-- SUPPLIED MATERIAL start --
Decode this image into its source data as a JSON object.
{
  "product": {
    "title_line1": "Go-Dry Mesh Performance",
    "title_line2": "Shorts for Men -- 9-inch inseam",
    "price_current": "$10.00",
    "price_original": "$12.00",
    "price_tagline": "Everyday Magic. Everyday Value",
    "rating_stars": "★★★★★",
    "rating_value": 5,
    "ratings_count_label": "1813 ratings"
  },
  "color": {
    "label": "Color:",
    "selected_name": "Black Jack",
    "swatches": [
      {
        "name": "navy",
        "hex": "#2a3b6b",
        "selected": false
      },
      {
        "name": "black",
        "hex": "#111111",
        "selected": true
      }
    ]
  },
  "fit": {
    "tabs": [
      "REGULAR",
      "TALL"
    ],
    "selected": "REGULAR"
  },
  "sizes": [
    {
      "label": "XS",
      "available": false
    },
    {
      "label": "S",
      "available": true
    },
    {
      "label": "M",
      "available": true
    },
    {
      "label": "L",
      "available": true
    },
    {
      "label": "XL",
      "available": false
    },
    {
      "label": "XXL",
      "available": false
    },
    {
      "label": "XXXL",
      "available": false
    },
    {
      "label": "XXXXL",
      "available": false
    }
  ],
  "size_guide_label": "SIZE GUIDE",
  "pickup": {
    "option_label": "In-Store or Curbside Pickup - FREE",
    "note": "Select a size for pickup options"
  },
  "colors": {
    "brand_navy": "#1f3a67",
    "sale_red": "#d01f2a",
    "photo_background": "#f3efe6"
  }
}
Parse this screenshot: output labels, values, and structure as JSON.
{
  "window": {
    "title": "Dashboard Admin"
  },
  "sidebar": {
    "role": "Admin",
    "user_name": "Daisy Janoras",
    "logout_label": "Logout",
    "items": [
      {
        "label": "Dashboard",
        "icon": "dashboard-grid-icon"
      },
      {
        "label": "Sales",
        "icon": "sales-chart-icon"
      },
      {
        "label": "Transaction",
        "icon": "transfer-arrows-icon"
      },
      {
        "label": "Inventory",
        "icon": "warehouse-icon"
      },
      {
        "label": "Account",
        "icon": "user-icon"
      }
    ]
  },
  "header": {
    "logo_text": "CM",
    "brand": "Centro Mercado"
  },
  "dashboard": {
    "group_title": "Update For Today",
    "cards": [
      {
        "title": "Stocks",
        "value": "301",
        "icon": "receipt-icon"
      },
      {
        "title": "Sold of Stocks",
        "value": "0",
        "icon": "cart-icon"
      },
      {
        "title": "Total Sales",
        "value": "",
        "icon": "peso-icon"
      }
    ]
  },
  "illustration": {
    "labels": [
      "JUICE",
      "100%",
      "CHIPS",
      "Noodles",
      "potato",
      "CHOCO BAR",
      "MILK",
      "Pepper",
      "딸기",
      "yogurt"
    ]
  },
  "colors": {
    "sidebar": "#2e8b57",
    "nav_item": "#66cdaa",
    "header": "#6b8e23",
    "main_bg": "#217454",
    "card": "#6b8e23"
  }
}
-- SUPPLIED MATERIAL end --
_GOAL OF THE EXERCISE:_ Nothing should be left out: return all of the records exactly.

_TASK OUTPUT:_
Decode this image into its source data as a JSON object.
{
  "product": {
    "title_line1": "Go-Dry Mesh Performance",
    "title_line2": "Shorts for Men -- 9-inch inseam",
    "price_current": "$10.00",
    "price_original": "$12.00",
    "price_tagline": "Everyday Magic. Everyday Value",
    "rating_stars": "★★★★★",
    "rating_value": 5,
    "ratings_count_label": "1813 ratings"
  },
  "color": {
    "label": "Color:",
    "selected_name": "Black Jack",
    "swatches": [
      {
        "name": "navy",
        "hex": "#2a3b6b",
        "selected": false
      },
      {
        "name": "black",
        "hex": "#111111",
        "selected": true
      }
    ]
  },
  "fit": {
    "tabs": [
      "REGULAR",
      "TALL"
    ],
    "selected": "REGULAR"
  },
  "sizes": [
    {
      "label": "XS",
      "available": false
    },
    {
      "label": "S",
      "available": true
    },
    {
      "label": "M",
      "available": true
    },
    {
      "label": "L",
      "available": true
    },
    {
      "label": "XL",
      "available": false
    },
    {
      "label": "XXL",
      "available": false
    },
    {
      "label": "XXXL",
      "available": false
    },
    {
      "label": "XXXXL",
      "available": false
    }
  ],
  "size_guide_label": "SIZE GUIDE",
  "pickup": {
    "option_label": "In-Store or Curbside Pickup - FREE",
    "note": "Select a size for pickup options"
  },
  "colors": {
    "brand_navy": "#1f3a67",
    "sale_red": "#d01f2a",
    "photo_background": "#f3efe6"
  }
}
Parse this screenshot: output labels, values, and structure as JSON.
{
  "window": {
    "title": "Dashboard Admin"
  },
  "sidebar": {
    "role": "Admin",
    "user_name": "Daisy Janoras",
    "logout_label": "Logout",
    "items": [
      {
        "label": "Dashboard",
        "icon": "dashboard-grid-icon"
      },
      {
        "label": "Sales",
        "icon": "sales-chart-icon"
      },
      {
        "label": "Transaction",
        "icon": "transfer-arrows-icon"
      },
      {
        "label": "Inventory",
        "icon": "warehouse-icon"
      },
      {
        "label": "Account",
        "icon": "user-icon"
      }
    ]
  },
  "header": {
    "logo_text": "CM",
    "brand": "Centro Mercado"
  },
  "dashboard": {
    "group_title": "Update For Today",
    "cards": [
      {
        "title": "Stocks",
        "value": "301",
        "icon": "receipt-icon"
      },
      {
        "title": "Sold of Stocks",
        "value": "0",
        "icon": "cart-icon"
      },
      {
        "title": "Total Sales",
        "value": "",
        "icon": "peso-icon"
      }
    ]
  },
  "illustration": {
    "labels": [
      "JUICE",
      "100%",
      "CHIPS",
      "Noodles",
      "potato",
      "CHOCO BAR",
      "MILK",
      "Pepper",
      "딸기",
      "yogurt"
    ]
  },
  "colors": {
    "sidebar": "#2e8b57",
    "nav_item": "#66cdaa",
    "header": "#6b8e23",
    "main_bg": "#217454",
    "card": "#6b8e23"
  }
}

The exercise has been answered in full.